══ Excerpted records

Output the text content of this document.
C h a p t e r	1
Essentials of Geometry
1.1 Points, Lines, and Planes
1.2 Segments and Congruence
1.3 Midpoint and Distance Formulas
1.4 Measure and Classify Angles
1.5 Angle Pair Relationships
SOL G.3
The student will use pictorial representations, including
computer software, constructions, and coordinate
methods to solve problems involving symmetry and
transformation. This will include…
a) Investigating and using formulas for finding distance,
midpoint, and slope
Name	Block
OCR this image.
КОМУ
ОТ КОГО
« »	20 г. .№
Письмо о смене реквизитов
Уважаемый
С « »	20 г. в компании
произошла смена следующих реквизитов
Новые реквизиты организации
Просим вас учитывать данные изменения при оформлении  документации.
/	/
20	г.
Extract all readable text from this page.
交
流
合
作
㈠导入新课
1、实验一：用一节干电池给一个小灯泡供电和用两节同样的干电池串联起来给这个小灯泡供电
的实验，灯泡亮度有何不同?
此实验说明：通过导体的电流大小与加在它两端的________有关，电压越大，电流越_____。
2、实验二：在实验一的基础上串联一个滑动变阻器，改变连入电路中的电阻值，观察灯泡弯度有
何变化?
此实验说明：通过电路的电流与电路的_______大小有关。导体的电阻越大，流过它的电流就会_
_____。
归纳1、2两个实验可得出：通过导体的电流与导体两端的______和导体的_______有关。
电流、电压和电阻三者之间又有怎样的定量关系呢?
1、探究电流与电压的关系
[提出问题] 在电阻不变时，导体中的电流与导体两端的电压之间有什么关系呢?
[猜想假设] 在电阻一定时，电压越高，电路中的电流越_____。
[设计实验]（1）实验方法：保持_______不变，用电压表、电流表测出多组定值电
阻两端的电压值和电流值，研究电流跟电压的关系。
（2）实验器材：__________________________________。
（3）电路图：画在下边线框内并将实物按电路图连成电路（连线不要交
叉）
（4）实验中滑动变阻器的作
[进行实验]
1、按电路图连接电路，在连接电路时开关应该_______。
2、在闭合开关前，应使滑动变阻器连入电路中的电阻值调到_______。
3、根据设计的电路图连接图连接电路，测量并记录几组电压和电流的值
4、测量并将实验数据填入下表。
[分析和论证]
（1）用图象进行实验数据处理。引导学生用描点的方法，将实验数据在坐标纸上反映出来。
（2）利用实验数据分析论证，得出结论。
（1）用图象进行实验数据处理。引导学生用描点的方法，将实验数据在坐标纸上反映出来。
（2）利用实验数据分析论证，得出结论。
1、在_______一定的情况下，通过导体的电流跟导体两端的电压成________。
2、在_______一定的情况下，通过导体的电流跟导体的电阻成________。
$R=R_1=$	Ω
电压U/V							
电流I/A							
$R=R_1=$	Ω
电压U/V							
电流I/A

════

### Do this:
Extract each line of the material exactly as it stands.

### Correct response:
Output the text content of this document.
C h a p t e r	1
Essentials of Geometry
1.1 Points, Lines, and Planes
1.2 Segments and Congruence
1.3 Midpoint and Distance Formulas
1.4 Measure and Classify Angles
1.5 Angle Pair Relationships
SOL G.3
The student will use pictorial representations, including
computer software, constructions, and coordinate
methods to solve problems involving symmetry and
transformation. This will include…
a) Investigating and using formulas for finding distance,
midpoint, and slope
Name	Block
OCR this image.
КОМУ
ОТ КОГО
« »	20 г. .№
Письмо о смене реквизитов
Уважаемый
С « »	20 г. в компании
произошла смена следующих реквизитов
Новые реквизиты организации
Просим вас учитывать данные изменения при оформлении  документации.
/	/
20	г.
Extract all readable text from this page.
交
流
合
作
㈠导入新课
1、实验一：用一节干电池给一个小灯泡供电和用两节同样的干电池串联起来给这个小灯泡供电
的实验，灯泡亮度有何不同?
此实验说明：通过导体的电流大小与加在它两端的________有关，电压越大，电流越_____。
2、实验二：在实验一的基础上串联一个滑动变阻器，改变连入电路中的电阻值，观察灯泡弯度有
何变化?
此实验说明：通过电路的电流与电路的_______大小有关。导体的电阻越大，流过它的电流就会_
_____。
归纳1、2两个实验可得出：通过导体的电流与导体两端的______和导体的_______有关。
电流、电压和电阻三者之间又有怎样的定量关系呢?
1、探究电流与电压的关系
[提出问题] 在电阻不变时，导体中的电流与导体两端的电压之间有什么关系呢?
[猜想假设] 在电阻一定时，电压越高，电路中的电流越_____。
[设计实验]（1）实验方法：保持_______不变，用电压表、电流表测出多组定值电
阻两端的电压值和电流值，研究电流跟电压的关系。
（2）实验器材：__________________________________。
（3）电路图：画在下边线框内并将实物按电路图连成电路（连线不要交
叉）
（4）实验中滑动变阻器的作
[进行实验]
1、按电路图连接电路，在连接电路时开关应该_______。
2、在闭合开关前，应使滑动变阻器连入电路中的电阻值调到_______。
3、根据设计的电路图连接图连接电路，测量并记录几组电压和电流的值
4、测量并将实验数据填入下表。
[分析和论证]
（1）用图象进行实验数据处理。引导学生用描点的方法，将实验数据在坐标纸上反映出来。
（2）利用实验数据分析论证，得出结论。
（1）用图象进行实验数据处理。引导学生用描点的方法，将实验数据在坐标纸上反映出来。
（2）利用实验数据分析论证，得出结论。
1、在_______一定的情况下，通过导体的电流跟导体两端的电压成________。
2、在_______一定的情况下，通过导体的电流跟导体的电阻成________。
$R=R_1=$	Ω
电压U/V							
电流I/A							
$R=R_1=$	Ω
电压U/V							
电流I/A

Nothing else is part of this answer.